### WORK TO COMPLETE
Keep only the lines where "frac" appears.

>> START INPUT FOR THIS TASK

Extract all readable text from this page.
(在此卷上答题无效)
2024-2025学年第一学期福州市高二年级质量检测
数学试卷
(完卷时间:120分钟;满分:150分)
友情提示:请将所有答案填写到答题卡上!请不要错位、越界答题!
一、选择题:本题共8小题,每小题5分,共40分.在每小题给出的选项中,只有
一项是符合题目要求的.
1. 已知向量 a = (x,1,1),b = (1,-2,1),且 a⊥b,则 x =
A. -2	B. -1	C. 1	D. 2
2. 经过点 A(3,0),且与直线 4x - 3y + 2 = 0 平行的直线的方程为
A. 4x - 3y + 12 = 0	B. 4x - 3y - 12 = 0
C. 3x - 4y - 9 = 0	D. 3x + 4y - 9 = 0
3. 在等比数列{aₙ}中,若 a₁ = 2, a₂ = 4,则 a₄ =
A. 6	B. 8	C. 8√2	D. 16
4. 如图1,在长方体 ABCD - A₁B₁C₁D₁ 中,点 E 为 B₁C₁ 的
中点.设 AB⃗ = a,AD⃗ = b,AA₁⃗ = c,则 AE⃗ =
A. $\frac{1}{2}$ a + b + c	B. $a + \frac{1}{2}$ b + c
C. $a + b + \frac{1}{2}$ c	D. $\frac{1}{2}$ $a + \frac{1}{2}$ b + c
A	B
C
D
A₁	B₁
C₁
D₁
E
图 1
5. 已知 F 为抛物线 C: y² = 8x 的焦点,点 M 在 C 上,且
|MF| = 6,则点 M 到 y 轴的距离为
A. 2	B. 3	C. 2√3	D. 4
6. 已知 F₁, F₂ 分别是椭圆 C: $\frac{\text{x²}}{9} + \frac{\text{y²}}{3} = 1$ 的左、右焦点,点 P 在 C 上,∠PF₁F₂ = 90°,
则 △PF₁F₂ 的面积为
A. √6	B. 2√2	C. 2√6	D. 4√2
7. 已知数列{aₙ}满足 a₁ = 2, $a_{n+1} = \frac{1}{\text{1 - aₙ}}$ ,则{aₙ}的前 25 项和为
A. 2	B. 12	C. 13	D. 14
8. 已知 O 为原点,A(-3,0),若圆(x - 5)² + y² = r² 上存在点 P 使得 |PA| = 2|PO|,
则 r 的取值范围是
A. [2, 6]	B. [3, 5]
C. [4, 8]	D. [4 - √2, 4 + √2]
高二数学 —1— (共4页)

>> END INPUT FOR THIS TASK

### TASK RESPONSE
A. $\frac{1}{2}$ a + b + c	B. $a + \frac{1}{2}$ b + c
C. $a + b + \frac{1}{2}$ c	D. $\frac{1}{2}$ $a + \frac{1}{2}$ b + c
6. 已知 F₁, F₂ 分别是椭圆 C: $\frac{\text{x²}}{9} + \frac{\text{y²}}{3} = 1$ 的左、右焦点,点 P 在 C 上,∠PF₁F₂ = 90°,
7. 已知数列{aₙ}满足 a₁ = 2, $a_{n+1} = \frac{1}{\text{1 - aₙ}}$ ,则{aₙ}的前 25 项和为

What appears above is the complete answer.